▶ [OBJECTIVE]
Narrow the data below down to the lines containing "forgave".

▶ [INFORMATION SUPPLIED]
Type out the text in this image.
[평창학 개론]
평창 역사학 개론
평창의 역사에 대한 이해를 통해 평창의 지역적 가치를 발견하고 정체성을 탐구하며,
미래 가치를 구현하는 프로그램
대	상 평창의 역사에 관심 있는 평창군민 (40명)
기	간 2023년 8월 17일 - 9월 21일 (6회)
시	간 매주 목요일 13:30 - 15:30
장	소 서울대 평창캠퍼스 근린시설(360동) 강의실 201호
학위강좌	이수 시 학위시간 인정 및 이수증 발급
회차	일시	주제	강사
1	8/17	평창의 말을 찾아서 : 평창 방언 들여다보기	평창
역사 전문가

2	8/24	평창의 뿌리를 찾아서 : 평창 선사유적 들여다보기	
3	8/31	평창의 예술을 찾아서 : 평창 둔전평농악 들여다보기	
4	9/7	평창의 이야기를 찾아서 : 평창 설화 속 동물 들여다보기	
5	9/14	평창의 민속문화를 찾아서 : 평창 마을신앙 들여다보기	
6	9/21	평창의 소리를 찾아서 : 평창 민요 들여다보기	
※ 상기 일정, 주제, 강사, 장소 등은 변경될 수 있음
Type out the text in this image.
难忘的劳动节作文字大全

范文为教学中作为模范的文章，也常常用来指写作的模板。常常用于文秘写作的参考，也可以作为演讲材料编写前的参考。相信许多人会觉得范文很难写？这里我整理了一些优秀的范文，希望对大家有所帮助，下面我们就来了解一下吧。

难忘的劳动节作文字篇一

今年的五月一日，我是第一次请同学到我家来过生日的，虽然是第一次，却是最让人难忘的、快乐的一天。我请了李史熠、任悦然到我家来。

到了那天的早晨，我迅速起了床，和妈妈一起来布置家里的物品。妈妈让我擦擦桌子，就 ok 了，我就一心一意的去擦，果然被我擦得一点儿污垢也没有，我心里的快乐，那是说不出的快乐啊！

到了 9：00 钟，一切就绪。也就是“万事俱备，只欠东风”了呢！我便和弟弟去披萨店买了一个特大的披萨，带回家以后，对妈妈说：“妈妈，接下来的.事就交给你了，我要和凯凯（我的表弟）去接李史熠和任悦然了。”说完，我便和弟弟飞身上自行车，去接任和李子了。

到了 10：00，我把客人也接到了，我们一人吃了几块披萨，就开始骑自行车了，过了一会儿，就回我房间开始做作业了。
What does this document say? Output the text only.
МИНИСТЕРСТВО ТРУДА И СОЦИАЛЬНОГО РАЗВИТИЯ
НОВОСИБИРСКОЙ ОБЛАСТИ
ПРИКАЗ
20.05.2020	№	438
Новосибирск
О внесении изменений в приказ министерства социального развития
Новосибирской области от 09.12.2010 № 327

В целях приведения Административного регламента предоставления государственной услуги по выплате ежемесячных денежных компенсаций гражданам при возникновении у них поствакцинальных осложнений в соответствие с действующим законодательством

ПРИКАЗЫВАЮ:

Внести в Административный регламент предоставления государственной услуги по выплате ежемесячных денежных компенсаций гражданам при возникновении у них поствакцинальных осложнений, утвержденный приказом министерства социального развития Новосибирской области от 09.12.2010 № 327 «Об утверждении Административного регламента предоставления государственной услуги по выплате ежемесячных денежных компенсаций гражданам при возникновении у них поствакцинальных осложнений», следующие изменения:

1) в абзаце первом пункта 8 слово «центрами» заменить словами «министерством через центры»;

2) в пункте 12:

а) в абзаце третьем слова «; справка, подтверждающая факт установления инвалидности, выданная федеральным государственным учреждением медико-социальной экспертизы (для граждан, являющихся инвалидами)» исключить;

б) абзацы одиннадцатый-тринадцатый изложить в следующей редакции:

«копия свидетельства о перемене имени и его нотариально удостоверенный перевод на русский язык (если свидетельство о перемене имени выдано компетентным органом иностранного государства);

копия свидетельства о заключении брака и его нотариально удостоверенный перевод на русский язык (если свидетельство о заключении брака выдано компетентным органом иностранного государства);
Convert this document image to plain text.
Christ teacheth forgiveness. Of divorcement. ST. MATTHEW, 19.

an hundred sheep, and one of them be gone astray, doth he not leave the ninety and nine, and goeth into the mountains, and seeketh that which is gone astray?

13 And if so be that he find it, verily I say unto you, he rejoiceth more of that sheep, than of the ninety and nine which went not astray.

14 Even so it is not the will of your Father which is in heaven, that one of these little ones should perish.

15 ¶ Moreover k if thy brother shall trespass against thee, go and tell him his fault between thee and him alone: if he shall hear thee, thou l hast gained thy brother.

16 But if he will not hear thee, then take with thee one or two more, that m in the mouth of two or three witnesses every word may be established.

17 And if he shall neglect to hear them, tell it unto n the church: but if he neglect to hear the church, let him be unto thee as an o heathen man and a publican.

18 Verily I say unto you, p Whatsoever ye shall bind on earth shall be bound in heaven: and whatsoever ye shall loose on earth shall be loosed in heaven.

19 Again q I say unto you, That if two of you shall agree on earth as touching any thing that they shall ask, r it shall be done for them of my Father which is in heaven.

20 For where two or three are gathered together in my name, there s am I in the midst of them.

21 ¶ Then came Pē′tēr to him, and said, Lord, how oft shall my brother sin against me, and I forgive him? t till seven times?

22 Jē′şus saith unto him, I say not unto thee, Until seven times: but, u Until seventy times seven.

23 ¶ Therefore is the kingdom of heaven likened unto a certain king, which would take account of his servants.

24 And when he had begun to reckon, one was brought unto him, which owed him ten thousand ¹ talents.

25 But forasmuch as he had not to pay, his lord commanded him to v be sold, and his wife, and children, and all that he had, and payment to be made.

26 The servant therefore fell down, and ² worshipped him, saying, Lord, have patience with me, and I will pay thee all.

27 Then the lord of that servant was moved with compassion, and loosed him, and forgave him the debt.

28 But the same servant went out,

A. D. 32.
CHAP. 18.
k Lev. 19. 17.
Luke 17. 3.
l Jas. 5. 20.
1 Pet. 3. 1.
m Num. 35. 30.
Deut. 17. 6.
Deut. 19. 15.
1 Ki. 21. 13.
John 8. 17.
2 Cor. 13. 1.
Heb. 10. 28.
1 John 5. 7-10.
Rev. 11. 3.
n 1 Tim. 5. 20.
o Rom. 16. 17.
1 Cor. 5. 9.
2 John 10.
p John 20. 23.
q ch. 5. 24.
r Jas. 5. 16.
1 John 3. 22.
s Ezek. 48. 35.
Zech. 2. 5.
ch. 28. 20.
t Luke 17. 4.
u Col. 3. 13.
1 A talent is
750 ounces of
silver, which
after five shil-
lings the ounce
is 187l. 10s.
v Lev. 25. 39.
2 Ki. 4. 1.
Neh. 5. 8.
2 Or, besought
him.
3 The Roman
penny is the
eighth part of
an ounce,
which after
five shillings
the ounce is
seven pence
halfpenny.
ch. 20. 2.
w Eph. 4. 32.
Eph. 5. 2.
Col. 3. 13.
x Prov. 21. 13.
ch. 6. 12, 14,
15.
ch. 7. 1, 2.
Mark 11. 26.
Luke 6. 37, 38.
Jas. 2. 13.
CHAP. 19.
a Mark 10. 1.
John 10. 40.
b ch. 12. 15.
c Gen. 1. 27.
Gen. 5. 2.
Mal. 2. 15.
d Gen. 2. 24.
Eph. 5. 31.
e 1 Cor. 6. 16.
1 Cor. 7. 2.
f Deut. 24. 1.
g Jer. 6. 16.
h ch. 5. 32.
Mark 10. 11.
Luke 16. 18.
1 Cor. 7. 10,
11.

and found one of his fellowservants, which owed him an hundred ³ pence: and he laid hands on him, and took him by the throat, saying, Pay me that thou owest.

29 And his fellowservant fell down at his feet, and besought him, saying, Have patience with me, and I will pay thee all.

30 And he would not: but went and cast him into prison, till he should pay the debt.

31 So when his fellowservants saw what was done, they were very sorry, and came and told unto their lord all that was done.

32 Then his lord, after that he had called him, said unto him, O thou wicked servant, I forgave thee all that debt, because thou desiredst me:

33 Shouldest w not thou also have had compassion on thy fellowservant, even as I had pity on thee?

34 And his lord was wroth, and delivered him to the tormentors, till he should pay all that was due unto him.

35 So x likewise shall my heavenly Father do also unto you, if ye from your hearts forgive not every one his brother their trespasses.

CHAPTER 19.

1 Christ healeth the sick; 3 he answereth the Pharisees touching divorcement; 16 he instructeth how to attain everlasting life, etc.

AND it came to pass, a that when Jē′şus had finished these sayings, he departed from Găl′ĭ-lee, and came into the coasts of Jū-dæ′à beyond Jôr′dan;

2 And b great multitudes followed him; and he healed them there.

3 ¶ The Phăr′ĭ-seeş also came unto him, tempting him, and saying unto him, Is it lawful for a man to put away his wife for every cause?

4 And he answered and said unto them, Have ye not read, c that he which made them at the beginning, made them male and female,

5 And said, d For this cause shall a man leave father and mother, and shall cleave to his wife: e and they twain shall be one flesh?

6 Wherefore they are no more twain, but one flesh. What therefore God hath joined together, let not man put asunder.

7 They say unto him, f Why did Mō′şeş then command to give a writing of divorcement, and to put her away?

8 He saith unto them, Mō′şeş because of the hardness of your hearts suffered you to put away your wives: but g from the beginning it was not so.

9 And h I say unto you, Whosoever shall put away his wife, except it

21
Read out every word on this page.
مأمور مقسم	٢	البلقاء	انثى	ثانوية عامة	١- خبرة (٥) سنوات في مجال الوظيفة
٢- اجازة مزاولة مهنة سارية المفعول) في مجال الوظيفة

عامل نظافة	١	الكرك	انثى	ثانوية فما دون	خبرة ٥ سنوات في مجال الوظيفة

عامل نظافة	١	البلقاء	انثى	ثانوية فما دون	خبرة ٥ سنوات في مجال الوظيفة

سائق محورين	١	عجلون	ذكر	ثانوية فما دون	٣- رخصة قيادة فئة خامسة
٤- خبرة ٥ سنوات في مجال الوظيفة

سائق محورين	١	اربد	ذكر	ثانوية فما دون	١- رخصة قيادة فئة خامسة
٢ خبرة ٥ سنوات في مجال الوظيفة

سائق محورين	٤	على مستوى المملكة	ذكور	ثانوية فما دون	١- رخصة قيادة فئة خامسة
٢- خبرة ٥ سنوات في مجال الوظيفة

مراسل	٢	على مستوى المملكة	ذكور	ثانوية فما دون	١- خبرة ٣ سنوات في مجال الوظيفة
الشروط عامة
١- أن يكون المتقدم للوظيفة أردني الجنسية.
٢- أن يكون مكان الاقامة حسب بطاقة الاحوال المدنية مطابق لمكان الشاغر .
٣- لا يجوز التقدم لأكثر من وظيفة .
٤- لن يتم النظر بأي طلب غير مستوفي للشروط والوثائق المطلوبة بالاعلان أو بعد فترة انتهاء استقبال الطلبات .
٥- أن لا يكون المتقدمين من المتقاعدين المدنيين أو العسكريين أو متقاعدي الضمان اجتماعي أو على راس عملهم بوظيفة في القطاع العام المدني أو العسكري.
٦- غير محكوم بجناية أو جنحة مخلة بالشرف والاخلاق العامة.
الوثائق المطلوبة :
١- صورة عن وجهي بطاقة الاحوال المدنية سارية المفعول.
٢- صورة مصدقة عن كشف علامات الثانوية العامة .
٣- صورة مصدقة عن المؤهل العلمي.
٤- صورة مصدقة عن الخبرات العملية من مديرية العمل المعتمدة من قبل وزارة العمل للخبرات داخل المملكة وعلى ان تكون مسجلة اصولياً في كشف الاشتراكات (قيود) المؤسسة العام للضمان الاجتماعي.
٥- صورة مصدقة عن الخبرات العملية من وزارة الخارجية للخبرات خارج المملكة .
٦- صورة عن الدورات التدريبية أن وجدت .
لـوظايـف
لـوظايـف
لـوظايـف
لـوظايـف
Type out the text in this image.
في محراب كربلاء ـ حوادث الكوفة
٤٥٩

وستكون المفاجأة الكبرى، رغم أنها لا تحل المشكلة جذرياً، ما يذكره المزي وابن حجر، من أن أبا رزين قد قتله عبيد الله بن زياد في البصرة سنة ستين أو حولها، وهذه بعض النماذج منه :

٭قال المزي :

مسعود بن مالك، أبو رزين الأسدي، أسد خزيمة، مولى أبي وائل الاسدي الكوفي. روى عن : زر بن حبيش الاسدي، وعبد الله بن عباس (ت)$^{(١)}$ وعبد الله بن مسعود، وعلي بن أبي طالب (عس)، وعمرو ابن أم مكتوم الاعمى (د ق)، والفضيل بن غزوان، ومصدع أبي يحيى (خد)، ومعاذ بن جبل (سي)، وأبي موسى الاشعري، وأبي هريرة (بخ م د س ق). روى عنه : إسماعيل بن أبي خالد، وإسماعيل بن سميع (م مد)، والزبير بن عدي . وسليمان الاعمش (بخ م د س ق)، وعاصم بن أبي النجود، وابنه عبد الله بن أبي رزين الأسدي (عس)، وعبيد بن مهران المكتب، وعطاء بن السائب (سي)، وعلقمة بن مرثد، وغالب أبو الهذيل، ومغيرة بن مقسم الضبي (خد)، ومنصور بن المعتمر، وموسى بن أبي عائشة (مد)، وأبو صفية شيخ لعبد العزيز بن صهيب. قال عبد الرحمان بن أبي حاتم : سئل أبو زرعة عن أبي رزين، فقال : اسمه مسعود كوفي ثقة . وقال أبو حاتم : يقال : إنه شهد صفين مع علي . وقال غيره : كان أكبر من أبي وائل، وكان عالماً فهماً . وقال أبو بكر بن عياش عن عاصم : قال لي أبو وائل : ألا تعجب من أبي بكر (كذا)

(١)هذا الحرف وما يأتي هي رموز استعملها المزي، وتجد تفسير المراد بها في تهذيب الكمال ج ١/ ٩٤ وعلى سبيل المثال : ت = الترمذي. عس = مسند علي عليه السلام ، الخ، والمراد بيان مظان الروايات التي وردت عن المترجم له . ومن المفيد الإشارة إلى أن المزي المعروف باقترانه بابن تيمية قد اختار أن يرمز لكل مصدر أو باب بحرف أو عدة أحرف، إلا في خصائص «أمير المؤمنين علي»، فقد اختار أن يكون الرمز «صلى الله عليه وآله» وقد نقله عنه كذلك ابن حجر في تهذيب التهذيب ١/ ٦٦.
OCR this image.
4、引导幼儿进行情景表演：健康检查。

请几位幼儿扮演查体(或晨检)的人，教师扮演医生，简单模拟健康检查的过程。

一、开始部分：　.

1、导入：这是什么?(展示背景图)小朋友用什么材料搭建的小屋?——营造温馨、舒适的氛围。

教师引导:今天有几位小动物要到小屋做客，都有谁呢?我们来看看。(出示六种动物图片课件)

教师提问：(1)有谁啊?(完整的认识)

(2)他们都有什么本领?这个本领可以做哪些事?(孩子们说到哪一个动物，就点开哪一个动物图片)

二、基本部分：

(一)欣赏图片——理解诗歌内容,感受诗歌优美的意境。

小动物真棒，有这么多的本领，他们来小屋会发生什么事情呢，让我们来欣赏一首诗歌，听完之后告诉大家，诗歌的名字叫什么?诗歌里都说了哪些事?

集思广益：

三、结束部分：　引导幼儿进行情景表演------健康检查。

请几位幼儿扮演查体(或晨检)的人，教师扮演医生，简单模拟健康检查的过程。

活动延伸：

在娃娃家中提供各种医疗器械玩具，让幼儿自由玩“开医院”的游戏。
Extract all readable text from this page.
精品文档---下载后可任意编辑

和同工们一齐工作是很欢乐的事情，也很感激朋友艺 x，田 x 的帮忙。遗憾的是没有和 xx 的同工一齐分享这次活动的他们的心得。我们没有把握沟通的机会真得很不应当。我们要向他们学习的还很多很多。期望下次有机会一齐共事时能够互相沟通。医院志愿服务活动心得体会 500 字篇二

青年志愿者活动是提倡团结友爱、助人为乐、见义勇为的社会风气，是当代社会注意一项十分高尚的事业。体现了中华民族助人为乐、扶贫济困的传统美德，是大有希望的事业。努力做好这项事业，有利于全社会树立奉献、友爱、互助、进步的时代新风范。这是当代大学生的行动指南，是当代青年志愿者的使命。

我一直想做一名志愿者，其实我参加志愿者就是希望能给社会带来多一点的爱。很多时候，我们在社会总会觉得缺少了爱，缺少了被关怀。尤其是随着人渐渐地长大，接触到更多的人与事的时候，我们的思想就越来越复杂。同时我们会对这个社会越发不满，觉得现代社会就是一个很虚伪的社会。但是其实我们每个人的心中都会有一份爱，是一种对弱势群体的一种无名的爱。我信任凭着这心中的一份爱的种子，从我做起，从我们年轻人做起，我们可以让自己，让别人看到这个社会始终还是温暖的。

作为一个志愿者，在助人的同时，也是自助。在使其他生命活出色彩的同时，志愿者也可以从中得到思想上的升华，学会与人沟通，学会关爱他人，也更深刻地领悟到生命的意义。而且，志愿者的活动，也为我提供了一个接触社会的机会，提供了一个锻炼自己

▶ [CORRECT ANSWER]
27 Then the lord of that servant was moved with compassion, and loosed him, and forgave him the debt.
32 Then his lord, after that he had called him, said unto him, O thou wicked servant, I forgave thee all that debt, because thou desiredst me:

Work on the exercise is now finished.